Read through the entries below and return each line with the word "posterior".
# # # # # # #
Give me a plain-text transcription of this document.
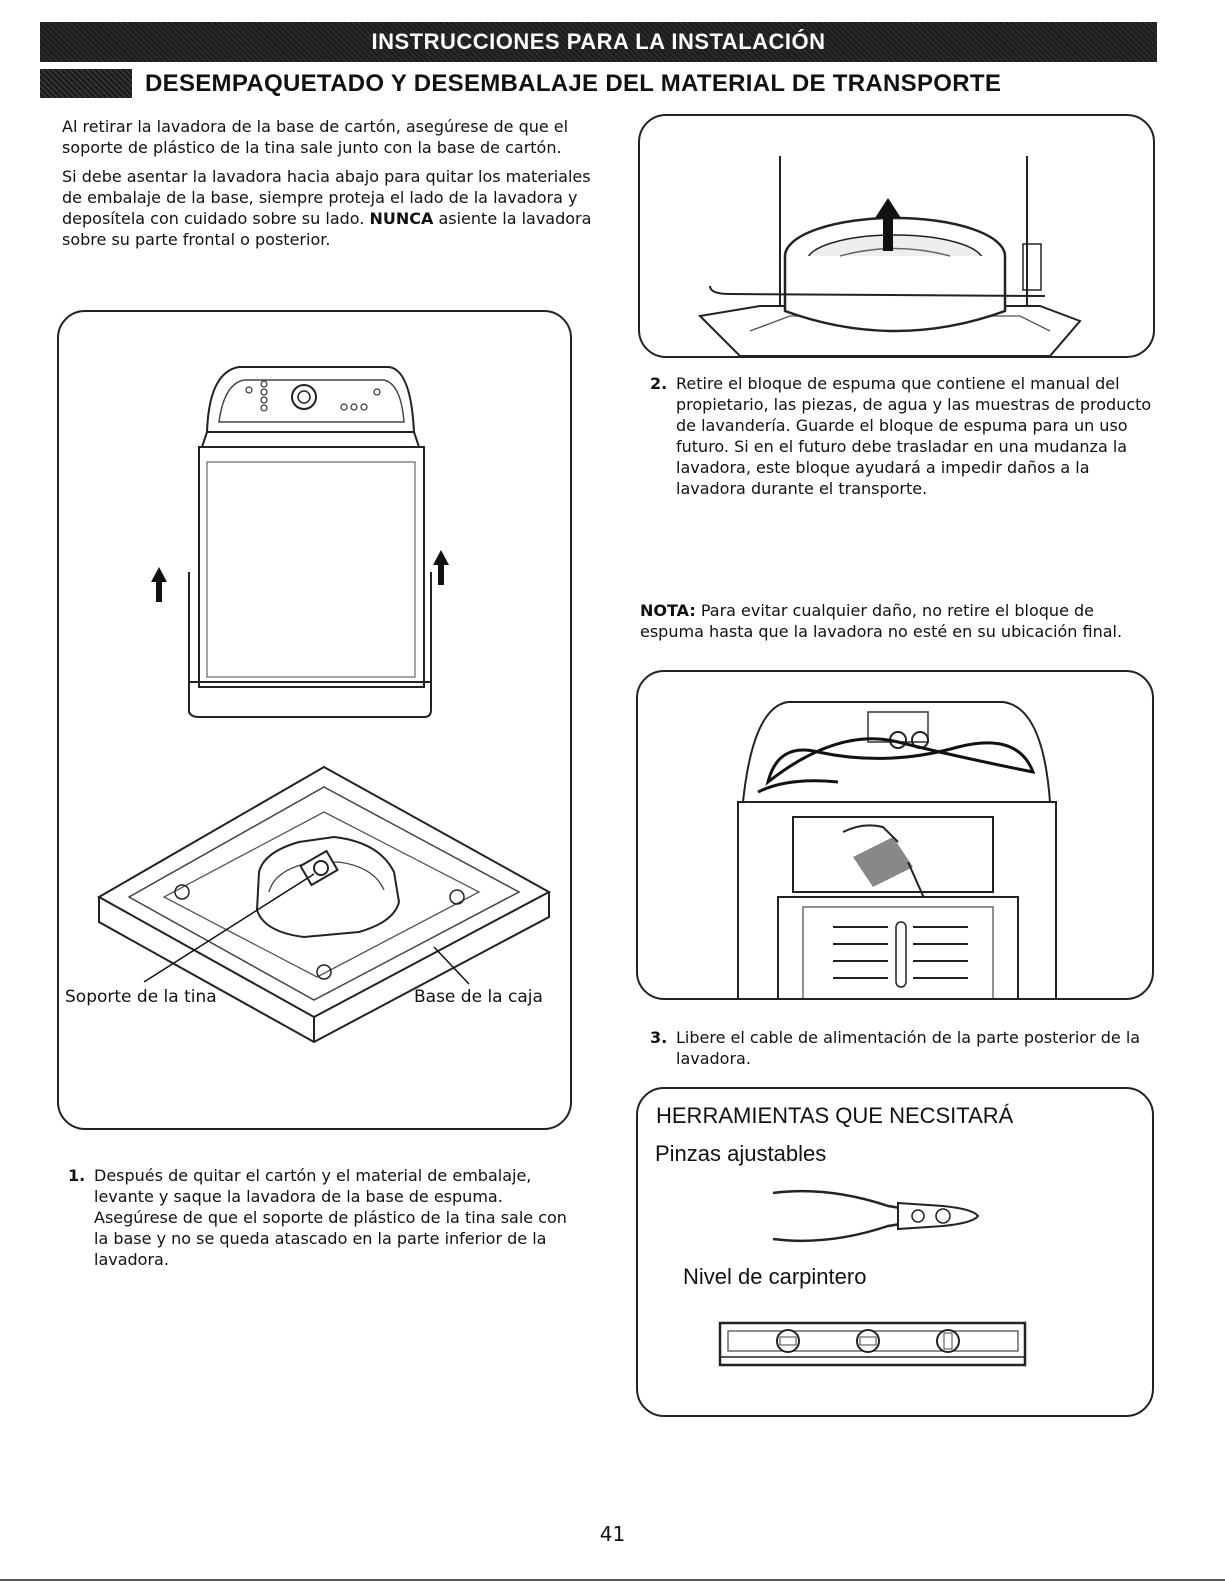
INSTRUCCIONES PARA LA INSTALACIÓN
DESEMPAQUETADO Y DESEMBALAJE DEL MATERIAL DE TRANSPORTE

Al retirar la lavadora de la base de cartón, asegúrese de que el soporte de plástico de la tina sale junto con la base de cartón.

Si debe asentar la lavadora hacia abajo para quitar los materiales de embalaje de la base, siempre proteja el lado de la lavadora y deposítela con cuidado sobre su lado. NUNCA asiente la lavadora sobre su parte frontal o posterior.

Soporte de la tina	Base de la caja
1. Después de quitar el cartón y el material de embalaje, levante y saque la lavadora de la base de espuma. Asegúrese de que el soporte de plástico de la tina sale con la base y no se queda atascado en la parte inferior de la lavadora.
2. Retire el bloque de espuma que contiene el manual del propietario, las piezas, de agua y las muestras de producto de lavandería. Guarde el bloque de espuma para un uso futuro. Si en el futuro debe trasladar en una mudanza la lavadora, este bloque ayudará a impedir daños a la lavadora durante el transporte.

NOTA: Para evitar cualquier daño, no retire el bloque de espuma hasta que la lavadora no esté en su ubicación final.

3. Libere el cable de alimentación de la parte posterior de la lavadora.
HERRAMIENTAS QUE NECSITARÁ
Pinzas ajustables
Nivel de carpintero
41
# # # # # # #
WORKED SOLUTION
Si debe asentar la lavadora hacia abajo para quitar los materiales de embalaje de la base, siempre proteja el lado de la lavadora y deposítela con cuidado sobre su lado. NUNCA asiente la lavadora sobre su parte frontal o posterior.
3. Libere el cable de alimentación de la parte posterior de la lavadora.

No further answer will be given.